Data for processing
___

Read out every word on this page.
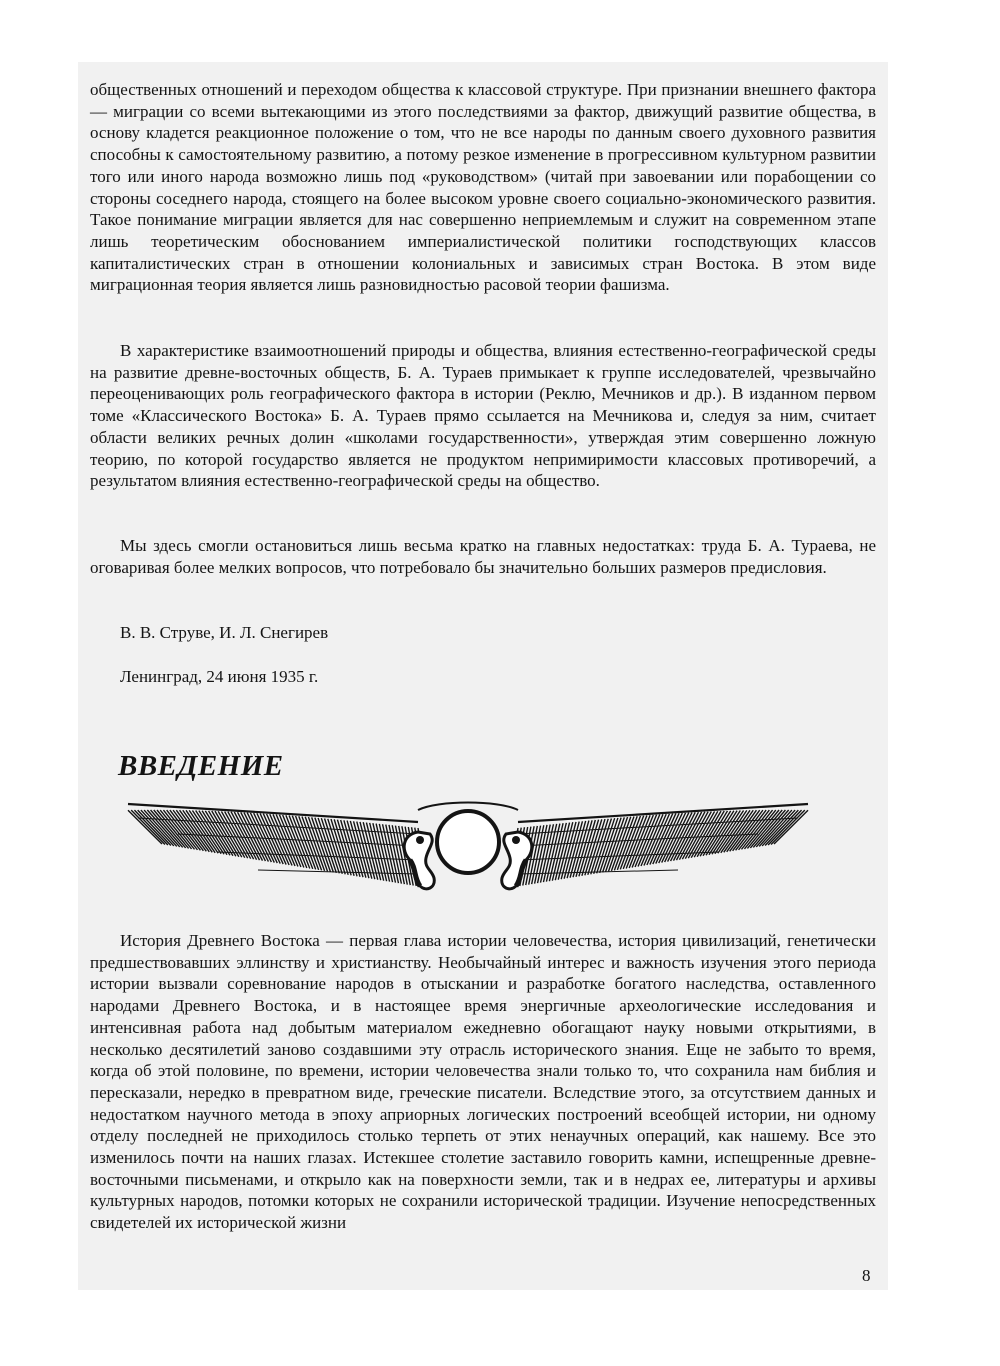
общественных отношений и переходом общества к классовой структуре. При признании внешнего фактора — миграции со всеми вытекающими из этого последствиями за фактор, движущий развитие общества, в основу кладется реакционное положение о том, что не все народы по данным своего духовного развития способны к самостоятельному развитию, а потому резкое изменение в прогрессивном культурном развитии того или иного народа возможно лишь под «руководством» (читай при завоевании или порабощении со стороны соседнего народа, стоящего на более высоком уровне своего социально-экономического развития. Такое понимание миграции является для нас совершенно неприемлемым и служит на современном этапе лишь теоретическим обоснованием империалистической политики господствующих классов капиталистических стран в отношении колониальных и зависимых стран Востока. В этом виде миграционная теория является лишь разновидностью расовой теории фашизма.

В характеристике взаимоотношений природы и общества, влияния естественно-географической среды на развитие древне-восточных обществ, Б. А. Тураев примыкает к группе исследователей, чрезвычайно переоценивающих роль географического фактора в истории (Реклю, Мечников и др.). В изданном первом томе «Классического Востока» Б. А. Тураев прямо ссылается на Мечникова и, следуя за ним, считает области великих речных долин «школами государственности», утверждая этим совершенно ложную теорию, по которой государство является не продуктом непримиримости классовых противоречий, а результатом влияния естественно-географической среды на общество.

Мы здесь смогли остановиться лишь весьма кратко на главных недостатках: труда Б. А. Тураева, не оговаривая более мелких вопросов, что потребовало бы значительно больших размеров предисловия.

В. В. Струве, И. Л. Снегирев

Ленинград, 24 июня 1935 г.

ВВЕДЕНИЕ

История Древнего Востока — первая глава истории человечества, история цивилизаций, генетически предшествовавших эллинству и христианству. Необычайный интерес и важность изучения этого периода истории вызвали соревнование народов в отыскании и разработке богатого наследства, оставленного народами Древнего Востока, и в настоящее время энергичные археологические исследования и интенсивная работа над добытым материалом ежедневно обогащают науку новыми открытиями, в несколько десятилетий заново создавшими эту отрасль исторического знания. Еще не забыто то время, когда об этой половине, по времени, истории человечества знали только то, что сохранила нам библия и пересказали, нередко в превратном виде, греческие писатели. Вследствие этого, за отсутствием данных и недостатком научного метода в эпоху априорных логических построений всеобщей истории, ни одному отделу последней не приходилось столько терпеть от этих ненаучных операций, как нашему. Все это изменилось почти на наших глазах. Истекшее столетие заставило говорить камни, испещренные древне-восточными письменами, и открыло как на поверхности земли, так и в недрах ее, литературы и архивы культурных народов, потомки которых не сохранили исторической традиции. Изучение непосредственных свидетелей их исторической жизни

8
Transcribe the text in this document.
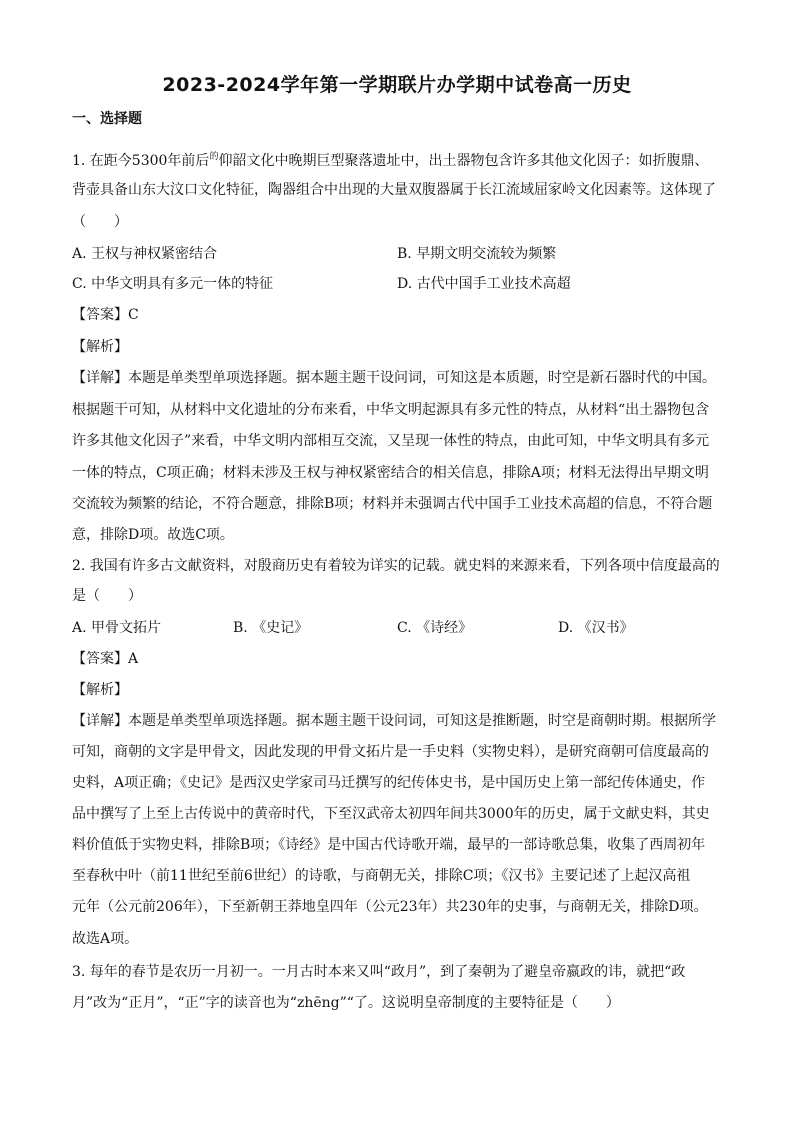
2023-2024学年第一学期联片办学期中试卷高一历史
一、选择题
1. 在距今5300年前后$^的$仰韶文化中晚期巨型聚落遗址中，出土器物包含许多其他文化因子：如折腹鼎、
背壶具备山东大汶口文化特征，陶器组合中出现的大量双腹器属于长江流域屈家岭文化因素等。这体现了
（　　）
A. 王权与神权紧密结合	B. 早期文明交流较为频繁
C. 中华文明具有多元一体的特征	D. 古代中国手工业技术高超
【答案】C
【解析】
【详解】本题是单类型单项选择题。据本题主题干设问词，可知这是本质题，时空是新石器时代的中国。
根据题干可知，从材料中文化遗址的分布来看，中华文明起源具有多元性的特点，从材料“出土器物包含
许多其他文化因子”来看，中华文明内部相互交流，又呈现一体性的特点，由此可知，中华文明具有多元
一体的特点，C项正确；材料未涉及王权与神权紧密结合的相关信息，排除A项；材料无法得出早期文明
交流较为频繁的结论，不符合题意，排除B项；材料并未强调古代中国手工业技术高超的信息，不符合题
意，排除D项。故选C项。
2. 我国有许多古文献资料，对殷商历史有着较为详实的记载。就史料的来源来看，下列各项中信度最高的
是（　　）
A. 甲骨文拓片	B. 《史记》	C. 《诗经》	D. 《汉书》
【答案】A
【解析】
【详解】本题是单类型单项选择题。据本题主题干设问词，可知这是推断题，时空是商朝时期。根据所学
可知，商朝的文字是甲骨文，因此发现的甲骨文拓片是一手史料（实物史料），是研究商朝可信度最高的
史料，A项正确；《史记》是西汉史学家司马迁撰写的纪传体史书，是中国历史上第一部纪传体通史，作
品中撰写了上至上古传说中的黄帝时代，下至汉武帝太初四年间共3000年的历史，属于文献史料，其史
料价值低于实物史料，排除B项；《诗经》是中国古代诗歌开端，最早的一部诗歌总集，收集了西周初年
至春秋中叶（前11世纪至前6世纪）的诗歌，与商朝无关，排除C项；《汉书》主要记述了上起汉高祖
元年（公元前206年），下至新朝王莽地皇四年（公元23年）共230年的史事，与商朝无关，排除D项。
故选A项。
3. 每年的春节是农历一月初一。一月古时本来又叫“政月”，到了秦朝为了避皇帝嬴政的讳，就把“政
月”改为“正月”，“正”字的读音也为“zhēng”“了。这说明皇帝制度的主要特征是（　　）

___

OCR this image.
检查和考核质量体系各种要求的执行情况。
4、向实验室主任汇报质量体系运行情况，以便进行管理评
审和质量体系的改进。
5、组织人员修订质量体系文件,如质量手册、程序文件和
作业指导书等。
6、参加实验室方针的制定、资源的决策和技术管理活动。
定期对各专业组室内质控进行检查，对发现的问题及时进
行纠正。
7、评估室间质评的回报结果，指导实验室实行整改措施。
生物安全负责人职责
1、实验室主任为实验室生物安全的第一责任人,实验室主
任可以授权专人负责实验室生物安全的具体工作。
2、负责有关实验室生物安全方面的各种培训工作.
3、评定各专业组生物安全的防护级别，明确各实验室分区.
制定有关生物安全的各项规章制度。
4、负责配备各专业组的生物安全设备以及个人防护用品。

___

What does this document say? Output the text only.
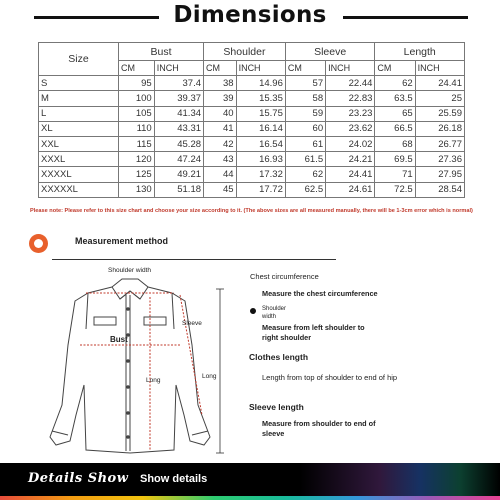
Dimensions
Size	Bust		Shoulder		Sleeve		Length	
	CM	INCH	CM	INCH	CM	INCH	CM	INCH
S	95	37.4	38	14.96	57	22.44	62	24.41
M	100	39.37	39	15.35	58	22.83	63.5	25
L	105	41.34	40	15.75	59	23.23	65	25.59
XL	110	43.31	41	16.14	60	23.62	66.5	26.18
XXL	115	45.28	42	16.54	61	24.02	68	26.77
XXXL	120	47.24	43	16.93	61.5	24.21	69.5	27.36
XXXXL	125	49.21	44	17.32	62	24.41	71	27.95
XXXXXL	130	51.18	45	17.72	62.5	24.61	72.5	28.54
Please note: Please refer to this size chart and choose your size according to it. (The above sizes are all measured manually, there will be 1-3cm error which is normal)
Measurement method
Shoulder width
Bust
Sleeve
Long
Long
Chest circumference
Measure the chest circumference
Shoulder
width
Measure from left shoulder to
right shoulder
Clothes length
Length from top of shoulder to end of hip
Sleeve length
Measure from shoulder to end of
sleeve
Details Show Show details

___

Stated task
Find the word "развитие" in the material, then list each line that holds it.

Final answer
общественных отношений и переходом общества к классовой структуре. При признании внешнего фактора — миграции со всеми вытекающими из этого последствиями за фактор, движущий развитие общества, в основу кладется реакционное положение о том, что не все народы по данным своего духовного развития способны к самостоятельному развитию, а потому резкое изменение в прогрессивном культурном развитии того или иного народа возможно лишь под «руководством» (читай при завоевании или порабощении со стороны соседнего народа, стоящего на более высоком уровне своего социально-экономического развития. Такое понимание миграции является для нас совершенно неприемлемым и служит на современном этапе лишь теоретическим обоснованием империалистической политики господствующих классов капиталистических стран в отношении колониальных и зависимых стран Востока. В этом виде миграционная теория является лишь разновидностью расовой теории фашизма.
В характеристике взаимоотношений природы и общества, влияния естественно-географической среды на развитие древне-восточных обществ, Б. А. Тураев примыкает к группе исследователей, чрезвычайно переоценивающих роль географического фактора в истории (Реклю, Мечников и др.). В изданном первом томе «Классического Востока» Б. А. Тураев прямо ссылается на Мечникова и, следуя за ним, считает области великих речных долин «школами государственности», утверждая этим совершенно ложную теорию, по которой государство является не продуктом непримиримости классовых противоречий, а результатом влияния естественно-географической среды на общество.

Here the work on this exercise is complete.